Extracted records
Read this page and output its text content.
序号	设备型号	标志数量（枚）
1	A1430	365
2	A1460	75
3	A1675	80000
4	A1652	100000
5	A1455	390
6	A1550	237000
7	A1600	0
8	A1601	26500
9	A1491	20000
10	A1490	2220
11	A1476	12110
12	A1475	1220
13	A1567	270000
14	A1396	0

Work required:
Please restate the records in full, word for word.

Expected answer:
Read this page and output its text content.
序号	设备型号	标志数量（枚）
1	A1430	365
2	A1460	75
3	A1675	80000
4	A1652	100000
5	A1455	390
6	A1550	237000
7	A1600	0
8	A1601	26500
9	A1491	20000
10	A1490	2220
11	A1476	12110
12	A1475	1220
13	A1567	270000
14	A1396	0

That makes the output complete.